# [Recorded information]

>>>>>

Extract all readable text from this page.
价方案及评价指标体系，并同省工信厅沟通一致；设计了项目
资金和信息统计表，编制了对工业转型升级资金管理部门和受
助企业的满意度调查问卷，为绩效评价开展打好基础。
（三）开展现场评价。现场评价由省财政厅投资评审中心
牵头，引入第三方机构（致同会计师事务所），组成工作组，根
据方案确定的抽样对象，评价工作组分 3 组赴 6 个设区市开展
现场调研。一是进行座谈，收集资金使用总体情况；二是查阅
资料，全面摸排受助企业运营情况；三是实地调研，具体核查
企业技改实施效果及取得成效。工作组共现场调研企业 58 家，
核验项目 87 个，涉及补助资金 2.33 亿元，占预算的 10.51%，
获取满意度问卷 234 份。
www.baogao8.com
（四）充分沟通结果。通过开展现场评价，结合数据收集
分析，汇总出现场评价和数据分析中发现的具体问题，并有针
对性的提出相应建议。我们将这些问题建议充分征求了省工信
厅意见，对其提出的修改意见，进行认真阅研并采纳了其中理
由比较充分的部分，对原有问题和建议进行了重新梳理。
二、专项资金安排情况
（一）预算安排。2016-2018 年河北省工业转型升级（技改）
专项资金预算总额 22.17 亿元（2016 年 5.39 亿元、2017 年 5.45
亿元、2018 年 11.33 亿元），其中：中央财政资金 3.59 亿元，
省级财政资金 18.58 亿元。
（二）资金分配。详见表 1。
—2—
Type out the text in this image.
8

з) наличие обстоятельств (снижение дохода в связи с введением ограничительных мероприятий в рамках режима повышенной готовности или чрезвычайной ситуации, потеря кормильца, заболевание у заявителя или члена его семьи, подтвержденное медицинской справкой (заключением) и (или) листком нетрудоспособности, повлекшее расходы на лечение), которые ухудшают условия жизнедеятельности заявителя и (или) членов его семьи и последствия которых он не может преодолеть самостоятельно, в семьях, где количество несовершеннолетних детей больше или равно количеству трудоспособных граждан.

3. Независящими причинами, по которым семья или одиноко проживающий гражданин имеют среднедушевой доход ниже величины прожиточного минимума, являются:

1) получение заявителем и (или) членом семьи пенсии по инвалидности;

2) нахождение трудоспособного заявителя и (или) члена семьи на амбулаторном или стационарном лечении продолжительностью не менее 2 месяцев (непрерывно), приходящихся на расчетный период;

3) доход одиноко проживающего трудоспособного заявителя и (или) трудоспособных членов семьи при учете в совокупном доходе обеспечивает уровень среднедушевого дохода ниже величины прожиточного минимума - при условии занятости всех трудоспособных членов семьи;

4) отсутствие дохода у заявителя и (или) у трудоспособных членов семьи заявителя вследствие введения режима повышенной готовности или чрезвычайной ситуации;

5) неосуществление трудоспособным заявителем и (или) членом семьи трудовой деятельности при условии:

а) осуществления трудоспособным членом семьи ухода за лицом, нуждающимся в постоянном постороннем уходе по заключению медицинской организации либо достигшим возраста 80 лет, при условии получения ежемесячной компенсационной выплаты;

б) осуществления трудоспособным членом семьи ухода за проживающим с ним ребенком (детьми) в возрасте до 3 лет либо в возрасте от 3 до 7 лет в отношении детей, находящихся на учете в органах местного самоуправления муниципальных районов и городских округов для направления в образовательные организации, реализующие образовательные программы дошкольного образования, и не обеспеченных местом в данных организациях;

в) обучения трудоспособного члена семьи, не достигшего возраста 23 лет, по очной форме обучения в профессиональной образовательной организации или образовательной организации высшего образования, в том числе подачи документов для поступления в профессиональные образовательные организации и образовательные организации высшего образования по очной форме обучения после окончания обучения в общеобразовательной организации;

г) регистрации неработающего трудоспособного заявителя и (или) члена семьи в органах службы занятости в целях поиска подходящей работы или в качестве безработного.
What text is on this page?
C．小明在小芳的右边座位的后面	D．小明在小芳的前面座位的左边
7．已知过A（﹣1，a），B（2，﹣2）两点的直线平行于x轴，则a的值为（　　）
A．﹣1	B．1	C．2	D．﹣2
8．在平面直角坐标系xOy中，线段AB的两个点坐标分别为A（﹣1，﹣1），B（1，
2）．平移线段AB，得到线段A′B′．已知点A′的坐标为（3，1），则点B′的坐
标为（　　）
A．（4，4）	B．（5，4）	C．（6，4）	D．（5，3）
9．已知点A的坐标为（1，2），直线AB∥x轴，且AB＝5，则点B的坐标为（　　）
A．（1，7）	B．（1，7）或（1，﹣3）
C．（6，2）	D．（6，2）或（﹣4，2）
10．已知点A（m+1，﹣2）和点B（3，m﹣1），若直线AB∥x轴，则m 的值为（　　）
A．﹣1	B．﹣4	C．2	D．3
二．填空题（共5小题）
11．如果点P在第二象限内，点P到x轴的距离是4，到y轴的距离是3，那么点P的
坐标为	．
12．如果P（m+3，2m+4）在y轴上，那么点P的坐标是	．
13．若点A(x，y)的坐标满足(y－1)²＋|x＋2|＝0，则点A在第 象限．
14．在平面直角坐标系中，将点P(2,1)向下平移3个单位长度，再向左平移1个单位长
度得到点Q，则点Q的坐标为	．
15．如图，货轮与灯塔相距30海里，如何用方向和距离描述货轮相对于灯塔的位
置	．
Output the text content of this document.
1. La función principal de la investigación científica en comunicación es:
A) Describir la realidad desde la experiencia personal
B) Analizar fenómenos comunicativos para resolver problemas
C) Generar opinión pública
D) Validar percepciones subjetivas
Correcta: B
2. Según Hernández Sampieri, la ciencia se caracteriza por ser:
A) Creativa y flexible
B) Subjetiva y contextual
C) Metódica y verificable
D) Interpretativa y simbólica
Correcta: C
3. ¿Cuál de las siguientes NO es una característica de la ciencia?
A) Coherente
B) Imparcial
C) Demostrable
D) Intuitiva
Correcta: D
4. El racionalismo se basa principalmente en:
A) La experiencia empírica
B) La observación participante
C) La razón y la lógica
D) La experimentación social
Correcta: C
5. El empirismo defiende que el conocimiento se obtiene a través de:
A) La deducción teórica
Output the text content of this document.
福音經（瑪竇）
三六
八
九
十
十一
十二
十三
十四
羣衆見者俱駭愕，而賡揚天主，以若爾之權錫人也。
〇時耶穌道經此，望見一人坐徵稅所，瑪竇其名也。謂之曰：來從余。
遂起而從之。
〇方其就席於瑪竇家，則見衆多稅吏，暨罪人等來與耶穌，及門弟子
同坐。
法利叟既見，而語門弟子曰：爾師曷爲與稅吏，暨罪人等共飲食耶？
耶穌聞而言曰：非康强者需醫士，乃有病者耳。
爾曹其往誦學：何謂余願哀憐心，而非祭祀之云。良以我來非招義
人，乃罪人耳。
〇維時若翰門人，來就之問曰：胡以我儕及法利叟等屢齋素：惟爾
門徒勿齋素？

<<<<<

Reproduce the records above exactly as they appear.

# [Worked answer]
Extract all readable text from this page.
价方案及评价指标体系，并同省工信厅沟通一致；设计了项目
资金和信息统计表，编制了对工业转型升级资金管理部门和受
助企业的满意度调查问卷，为绩效评价开展打好基础。
（三）开展现场评价。现场评价由省财政厅投资评审中心
牵头，引入第三方机构（致同会计师事务所），组成工作组，根
据方案确定的抽样对象，评价工作组分 3 组赴 6 个设区市开展
现场调研。一是进行座谈，收集资金使用总体情况；二是查阅
资料，全面摸排受助企业运营情况；三是实地调研，具体核查
企业技改实施效果及取得成效。工作组共现场调研企业 58 家，
核验项目 87 个，涉及补助资金 2.33 亿元，占预算的 10.51%，
获取满意度问卷 234 份。
www.baogao8.com
（四）充分沟通结果。通过开展现场评价，结合数据收集
分析，汇总出现场评价和数据分析中发现的具体问题，并有针
对性的提出相应建议。我们将这些问题建议充分征求了省工信
厅意见，对其提出的修改意见，进行认真阅研并采纳了其中理
由比较充分的部分，对原有问题和建议进行了重新梳理。
二、专项资金安排情况
（一）预算安排。2016-2018 年河北省工业转型升级（技改）
专项资金预算总额 22.17 亿元（2016 年 5.39 亿元、2017 年 5.45
亿元、2018 年 11.33 亿元），其中：中央财政资金 3.59 亿元，
省级财政资金 18.58 亿元。
（二）资金分配。详见表 1。
—2—
Type out the text in this image.
8

з) наличие обстоятельств (снижение дохода в связи с введением ограничительных мероприятий в рамках режима повышенной готовности или чрезвычайной ситуации, потеря кормильца, заболевание у заявителя или члена его семьи, подтвержденное медицинской справкой (заключением) и (или) листком нетрудоспособности, повлекшее расходы на лечение), которые ухудшают условия жизнедеятельности заявителя и (или) членов его семьи и последствия которых он не может преодолеть самостоятельно, в семьях, где количество несовершеннолетних детей больше или равно количеству трудоспособных граждан.

3. Независящими причинами, по которым семья или одиноко проживающий гражданин имеют среднедушевой доход ниже величины прожиточного минимума, являются:

1) получение заявителем и (или) членом семьи пенсии по инвалидности;

2) нахождение трудоспособного заявителя и (или) члена семьи на амбулаторном или стационарном лечении продолжительностью не менее 2 месяцев (непрерывно), приходящихся на расчетный период;

3) доход одиноко проживающего трудоспособного заявителя и (или) трудоспособных членов семьи при учете в совокупном доходе обеспечивает уровень среднедушевого дохода ниже величины прожиточного минимума - при условии занятости всех трудоспособных членов семьи;

4) отсутствие дохода у заявителя и (или) у трудоспособных членов семьи заявителя вследствие введения режима повышенной готовности или чрезвычайной ситуации;

5) неосуществление трудоспособным заявителем и (или) членом семьи трудовой деятельности при условии:

а) осуществления трудоспособным членом семьи ухода за лицом, нуждающимся в постоянном постороннем уходе по заключению медицинской организации либо достигшим возраста 80 лет, при условии получения ежемесячной компенсационной выплаты;

б) осуществления трудоспособным членом семьи ухода за проживающим с ним ребенком (детьми) в возрасте до 3 лет либо в возрасте от 3 до 7 лет в отношении детей, находящихся на учете в органах местного самоуправления муниципальных районов и городских округов для направления в образовательные организации, реализующие образовательные программы дошкольного образования, и не обеспеченных местом в данных организациях;

в) обучения трудоспособного члена семьи, не достигшего возраста 23 лет, по очной форме обучения в профессиональной образовательной организации или образовательной организации высшего образования, в том числе подачи документов для поступления в профессиональные образовательные организации и образовательные организации высшего образования по очной форме обучения после окончания обучения в общеобразовательной организации;

г) регистрации неработающего трудоспособного заявителя и (или) члена семьи в органах службы занятости в целях поиска подходящей работы или в качестве безработного.
What text is on this page?
C．小明在小芳的右边座位的后面	D．小明在小芳的前面座位的左边
7．已知过A（﹣1，a），B（2，﹣2）两点的直线平行于x轴，则a的值为（　　）
A．﹣1	B．1	C．2	D．﹣2
8．在平面直角坐标系xOy中，线段AB的两个点坐标分别为A（﹣1，﹣1），B（1，
2）．平移线段AB，得到线段A′B′．已知点A′的坐标为（3，1），则点B′的坐
标为（　　）
A．（4，4）	B．（5，4）	C．（6，4）	D．（5，3）
9．已知点A的坐标为（1，2），直线AB∥x轴，且AB＝5，则点B的坐标为（　　）
A．（1，7）	B．（1，7）或（1，﹣3）
C．（6，2）	D．（6，2）或（﹣4，2）
10．已知点A（m+1，﹣2）和点B（3，m﹣1），若直线AB∥x轴，则m 的值为（　　）
A．﹣1	B．﹣4	C．2	D．3
二．填空题（共5小题）
11．如果点P在第二象限内，点P到x轴的距离是4，到y轴的距离是3，那么点P的
坐标为	．
12．如果P（m+3，2m+4）在y轴上，那么点P的坐标是	．
13．若点A(x，y)的坐标满足(y－1)²＋|x＋2|＝0，则点A在第 象限．
14．在平面直角坐标系中，将点P(2,1)向下平移3个单位长度，再向左平移1个单位长
度得到点Q，则点Q的坐标为	．
15．如图，货轮与灯塔相距30海里，如何用方向和距离描述货轮相对于灯塔的位
置	．
Output the text content of this document.
1. La función principal de la investigación científica en comunicación es:
A) Describir la realidad desde la experiencia personal
B) Analizar fenómenos comunicativos para resolver problemas
C) Generar opinión pública
D) Validar percepciones subjetivas
Correcta: B
2. Según Hernández Sampieri, la ciencia se caracteriza por ser:
A) Creativa y flexible
B) Subjetiva y contextual
C) Metódica y verificable
D) Interpretativa y simbólica
Correcta: C
3. ¿Cuál de las siguientes NO es una característica de la ciencia?
A) Coherente
B) Imparcial
C) Demostrable
D) Intuitiva
Correcta: D
4. El racionalismo se basa principalmente en:
A) La experiencia empírica
B) La observación participante
C) La razón y la lógica
D) La experimentación social
Correcta: C
5. El empirismo defiende que el conocimiento se obtiene a través de:
A) La deducción teórica
Output the text content of this document.
福音經（瑪竇）
三六
八
九
十
十一
十二
十三
十四
羣衆見者俱駭愕，而賡揚天主，以若爾之權錫人也。
〇時耶穌道經此，望見一人坐徵稅所，瑪竇其名也。謂之曰：來從余。
遂起而從之。
〇方其就席於瑪竇家，則見衆多稅吏，暨罪人等來與耶穌，及門弟子
同坐。
法利叟既見，而語門弟子曰：爾師曷爲與稅吏，暨罪人等共飲食耶？
耶穌聞而言曰：非康强者需醫士，乃有病者耳。
爾曹其往誦學：何謂余願哀憐心，而非祭祀之云。良以我來非招義
人，乃罪人耳。
〇維時若翰門人，來就之問曰：胡以我儕及法利叟等屢齋素：惟爾
門徒勿齋素？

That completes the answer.